### Written task
Give back exactly the lines that run from the line containing "Read out every word on this page." through the end of the listing below. Leave out every other line.

### Extracted material
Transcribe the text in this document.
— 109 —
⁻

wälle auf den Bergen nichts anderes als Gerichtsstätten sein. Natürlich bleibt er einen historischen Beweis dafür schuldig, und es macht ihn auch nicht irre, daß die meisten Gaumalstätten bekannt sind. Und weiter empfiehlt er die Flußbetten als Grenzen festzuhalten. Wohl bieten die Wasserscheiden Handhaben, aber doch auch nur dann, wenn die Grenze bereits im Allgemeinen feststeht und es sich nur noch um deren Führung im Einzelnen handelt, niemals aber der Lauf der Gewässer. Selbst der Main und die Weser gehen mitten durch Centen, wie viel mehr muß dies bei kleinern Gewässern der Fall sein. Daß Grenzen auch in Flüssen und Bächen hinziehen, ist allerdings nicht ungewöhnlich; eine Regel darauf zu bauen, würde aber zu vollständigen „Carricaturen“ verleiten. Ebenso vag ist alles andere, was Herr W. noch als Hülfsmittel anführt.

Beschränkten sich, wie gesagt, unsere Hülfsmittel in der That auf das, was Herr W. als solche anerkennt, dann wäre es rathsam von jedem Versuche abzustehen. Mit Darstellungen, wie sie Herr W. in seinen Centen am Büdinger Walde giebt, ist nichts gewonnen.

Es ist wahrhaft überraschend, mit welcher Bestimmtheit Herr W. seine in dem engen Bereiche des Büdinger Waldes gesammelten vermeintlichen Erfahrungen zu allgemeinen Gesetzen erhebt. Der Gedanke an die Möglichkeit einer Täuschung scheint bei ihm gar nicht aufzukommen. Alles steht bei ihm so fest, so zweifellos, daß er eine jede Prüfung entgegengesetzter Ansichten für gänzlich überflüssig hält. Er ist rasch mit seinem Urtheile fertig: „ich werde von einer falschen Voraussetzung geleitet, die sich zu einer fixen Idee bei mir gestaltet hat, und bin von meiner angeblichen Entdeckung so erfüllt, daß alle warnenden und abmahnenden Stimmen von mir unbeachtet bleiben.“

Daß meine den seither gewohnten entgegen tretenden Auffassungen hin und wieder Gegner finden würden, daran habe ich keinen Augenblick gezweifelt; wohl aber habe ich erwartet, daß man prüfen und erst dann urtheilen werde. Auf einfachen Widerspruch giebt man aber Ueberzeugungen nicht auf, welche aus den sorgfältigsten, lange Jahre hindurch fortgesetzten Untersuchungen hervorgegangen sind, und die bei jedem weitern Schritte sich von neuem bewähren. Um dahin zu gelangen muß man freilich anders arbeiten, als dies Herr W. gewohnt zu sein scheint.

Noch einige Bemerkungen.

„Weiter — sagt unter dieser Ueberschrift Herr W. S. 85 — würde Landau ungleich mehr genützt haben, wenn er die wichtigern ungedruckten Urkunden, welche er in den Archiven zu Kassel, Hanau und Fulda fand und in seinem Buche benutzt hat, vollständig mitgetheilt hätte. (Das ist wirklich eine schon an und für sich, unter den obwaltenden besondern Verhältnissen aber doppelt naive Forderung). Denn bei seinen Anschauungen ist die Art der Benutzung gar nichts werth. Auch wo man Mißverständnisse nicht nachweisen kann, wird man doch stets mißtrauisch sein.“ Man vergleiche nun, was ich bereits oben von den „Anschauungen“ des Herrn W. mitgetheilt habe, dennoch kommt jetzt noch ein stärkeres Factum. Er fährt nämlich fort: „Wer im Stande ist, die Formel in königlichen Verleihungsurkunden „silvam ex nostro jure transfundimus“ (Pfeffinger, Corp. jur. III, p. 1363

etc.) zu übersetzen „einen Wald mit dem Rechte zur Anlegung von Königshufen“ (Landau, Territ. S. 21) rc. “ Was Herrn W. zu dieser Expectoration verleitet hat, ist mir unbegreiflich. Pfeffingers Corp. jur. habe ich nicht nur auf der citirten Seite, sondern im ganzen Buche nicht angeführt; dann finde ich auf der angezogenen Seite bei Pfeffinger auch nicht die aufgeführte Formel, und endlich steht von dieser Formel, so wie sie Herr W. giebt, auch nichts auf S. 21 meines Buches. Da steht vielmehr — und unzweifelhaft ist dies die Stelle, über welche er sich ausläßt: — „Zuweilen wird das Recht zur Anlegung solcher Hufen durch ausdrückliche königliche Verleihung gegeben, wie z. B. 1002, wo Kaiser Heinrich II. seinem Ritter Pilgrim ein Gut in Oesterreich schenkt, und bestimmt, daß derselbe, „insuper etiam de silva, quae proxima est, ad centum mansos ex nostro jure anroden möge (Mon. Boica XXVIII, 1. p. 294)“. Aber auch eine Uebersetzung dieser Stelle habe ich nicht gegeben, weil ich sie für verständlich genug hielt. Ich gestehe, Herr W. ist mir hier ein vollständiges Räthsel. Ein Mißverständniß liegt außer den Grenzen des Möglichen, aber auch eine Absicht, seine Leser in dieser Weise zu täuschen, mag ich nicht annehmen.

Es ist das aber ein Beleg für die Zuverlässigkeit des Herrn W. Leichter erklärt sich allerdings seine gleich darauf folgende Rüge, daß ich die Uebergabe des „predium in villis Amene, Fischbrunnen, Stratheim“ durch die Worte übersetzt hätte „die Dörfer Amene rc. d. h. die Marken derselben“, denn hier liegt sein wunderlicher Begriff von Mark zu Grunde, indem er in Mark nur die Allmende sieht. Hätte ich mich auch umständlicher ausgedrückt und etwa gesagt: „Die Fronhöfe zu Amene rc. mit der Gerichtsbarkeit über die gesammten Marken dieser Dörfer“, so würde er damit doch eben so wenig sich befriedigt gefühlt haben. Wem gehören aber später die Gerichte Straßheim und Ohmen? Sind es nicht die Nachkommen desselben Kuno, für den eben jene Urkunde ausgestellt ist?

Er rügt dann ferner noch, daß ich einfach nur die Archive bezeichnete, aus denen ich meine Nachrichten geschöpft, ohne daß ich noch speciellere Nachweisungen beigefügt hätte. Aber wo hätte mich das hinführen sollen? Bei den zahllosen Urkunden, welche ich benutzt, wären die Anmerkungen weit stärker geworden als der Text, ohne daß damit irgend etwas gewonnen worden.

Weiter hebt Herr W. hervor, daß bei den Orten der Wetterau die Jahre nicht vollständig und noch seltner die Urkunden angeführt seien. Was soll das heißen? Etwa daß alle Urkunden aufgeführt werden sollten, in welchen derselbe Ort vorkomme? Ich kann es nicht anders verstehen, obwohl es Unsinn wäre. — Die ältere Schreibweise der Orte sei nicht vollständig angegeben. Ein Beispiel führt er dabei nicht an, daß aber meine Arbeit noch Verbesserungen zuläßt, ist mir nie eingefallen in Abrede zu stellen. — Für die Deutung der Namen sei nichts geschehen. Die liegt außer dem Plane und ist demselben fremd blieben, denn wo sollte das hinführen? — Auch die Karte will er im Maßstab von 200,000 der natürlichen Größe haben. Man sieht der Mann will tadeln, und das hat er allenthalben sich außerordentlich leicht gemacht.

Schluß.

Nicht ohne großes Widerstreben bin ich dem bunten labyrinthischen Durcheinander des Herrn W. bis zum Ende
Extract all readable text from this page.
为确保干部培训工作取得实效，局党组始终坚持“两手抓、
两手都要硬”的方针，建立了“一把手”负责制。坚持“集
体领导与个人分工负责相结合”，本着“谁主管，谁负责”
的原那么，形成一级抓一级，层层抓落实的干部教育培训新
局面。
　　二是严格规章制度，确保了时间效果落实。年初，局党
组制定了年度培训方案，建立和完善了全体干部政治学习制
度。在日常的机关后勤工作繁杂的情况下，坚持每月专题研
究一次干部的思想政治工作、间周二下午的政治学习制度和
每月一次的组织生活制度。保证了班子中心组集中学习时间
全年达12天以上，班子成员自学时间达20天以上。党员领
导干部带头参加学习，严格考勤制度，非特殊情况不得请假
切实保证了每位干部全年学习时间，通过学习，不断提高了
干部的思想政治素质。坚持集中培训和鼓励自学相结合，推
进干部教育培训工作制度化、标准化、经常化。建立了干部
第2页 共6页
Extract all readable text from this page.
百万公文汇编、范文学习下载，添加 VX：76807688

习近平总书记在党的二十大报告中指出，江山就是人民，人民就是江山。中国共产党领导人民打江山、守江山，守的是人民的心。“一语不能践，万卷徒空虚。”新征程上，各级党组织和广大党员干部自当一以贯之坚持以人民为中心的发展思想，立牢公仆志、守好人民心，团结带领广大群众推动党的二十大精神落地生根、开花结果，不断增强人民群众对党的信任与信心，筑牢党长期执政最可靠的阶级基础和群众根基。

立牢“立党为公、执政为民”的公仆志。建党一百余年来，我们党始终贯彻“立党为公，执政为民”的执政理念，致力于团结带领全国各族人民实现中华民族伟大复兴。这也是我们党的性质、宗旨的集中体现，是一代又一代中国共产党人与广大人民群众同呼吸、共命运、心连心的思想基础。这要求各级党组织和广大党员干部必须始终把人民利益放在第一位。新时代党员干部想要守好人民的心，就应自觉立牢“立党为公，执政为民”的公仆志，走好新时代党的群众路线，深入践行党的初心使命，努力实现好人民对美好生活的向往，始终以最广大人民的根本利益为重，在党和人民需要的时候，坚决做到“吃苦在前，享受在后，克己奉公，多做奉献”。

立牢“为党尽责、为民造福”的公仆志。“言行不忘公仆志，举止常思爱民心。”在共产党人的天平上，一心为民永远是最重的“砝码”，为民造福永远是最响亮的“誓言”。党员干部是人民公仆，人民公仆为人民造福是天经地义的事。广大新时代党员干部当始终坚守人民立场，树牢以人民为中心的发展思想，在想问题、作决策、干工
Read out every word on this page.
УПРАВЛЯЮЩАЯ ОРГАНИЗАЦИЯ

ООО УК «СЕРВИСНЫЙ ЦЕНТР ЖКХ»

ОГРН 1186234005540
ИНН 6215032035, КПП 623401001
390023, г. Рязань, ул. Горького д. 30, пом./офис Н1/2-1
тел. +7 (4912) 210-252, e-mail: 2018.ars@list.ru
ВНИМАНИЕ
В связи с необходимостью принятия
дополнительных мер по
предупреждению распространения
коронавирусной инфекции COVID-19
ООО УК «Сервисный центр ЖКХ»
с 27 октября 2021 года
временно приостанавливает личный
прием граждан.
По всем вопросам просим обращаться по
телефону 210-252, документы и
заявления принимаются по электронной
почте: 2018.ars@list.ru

### The answer
Read out every word on this page.
УПРАВЛЯЮЩАЯ ОРГАНИЗАЦИЯ

ООО УК «СЕРВИСНЫЙ ЦЕНТР ЖКХ»

ОГРН 1186234005540
ИНН 6215032035, КПП 623401001
390023, г. Рязань, ул. Горького д. 30, пом./офис Н1/2-1
тел. +7 (4912) 210-252, e-mail: 2018.ars@list.ru
ВНИМАНИЕ
В связи с необходимостью принятия
дополнительных мер по
предупреждению распространения
коронавирусной инфекции COVID-19
ООО УК «Сервисный центр ЖКХ»
с 27 октября 2021 года
временно приостанавливает личный
прием граждан.
По всем вопросам просим обращаться по
телефону 210-252, документы и
заявления принимаются по электронной
почте: 2018.ars@list.ru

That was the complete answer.